## What is needed
Out of the lines below, please list those that hold the string "search".

## Dataset content
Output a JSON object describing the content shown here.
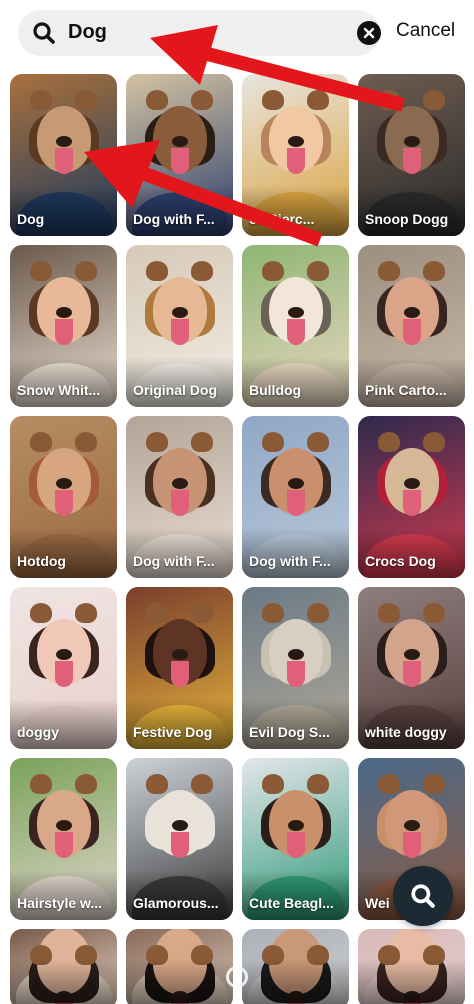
{
  "search": {
    "query": "Dog",
    "cancel_label": "Cancel"
  },
  "lenses": [
    {
      "label": "Dog"
    },
    {
      "label": "Dog with F..."
    },
    {
      "label": "ck Pierc..."
    },
    {
      "label": "Snoop Dogg"
    },
    {
      "label": "Snow Whit..."
    },
    {
      "label": "Original Dog"
    },
    {
      "label": "Bulldog"
    },
    {
      "label": "Pink Carto..."
    },
    {
      "label": "Hotdog"
    },
    {
      "label": "Dog with F..."
    },
    {
      "label": "Dog with F..."
    },
    {
      "label": "Crocs Dog"
    },
    {
      "label": "doggy"
    },
    {
      "label": "Festive Dog"
    },
    {
      "label": "Evil Dog S..."
    },
    {
      "label": "white doggy"
    },
    {
      "label": "Hairstyle w..."
    },
    {
      "label": "Glamorous..."
    },
    {
      "label": "Cute Beagl..."
    },
    {
      "label": "Wei"
    },
    {
      "label": ""
    },
    {
      "label": ""
    },
    {
      "label": ""
    },
    {
      "label": ""
    }
  ],
  "icons": {
    "search": "search-icon",
    "clear": "close-icon",
    "fab": "search-icon"
  },
  "colors": {
    "annotation_arrow": "#e3161b",
    "fab_bg": "#1c2a33"
  }
}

## Response to the exercise
  "search": {
    "search": "search-icon",
    "fab": "search-icon"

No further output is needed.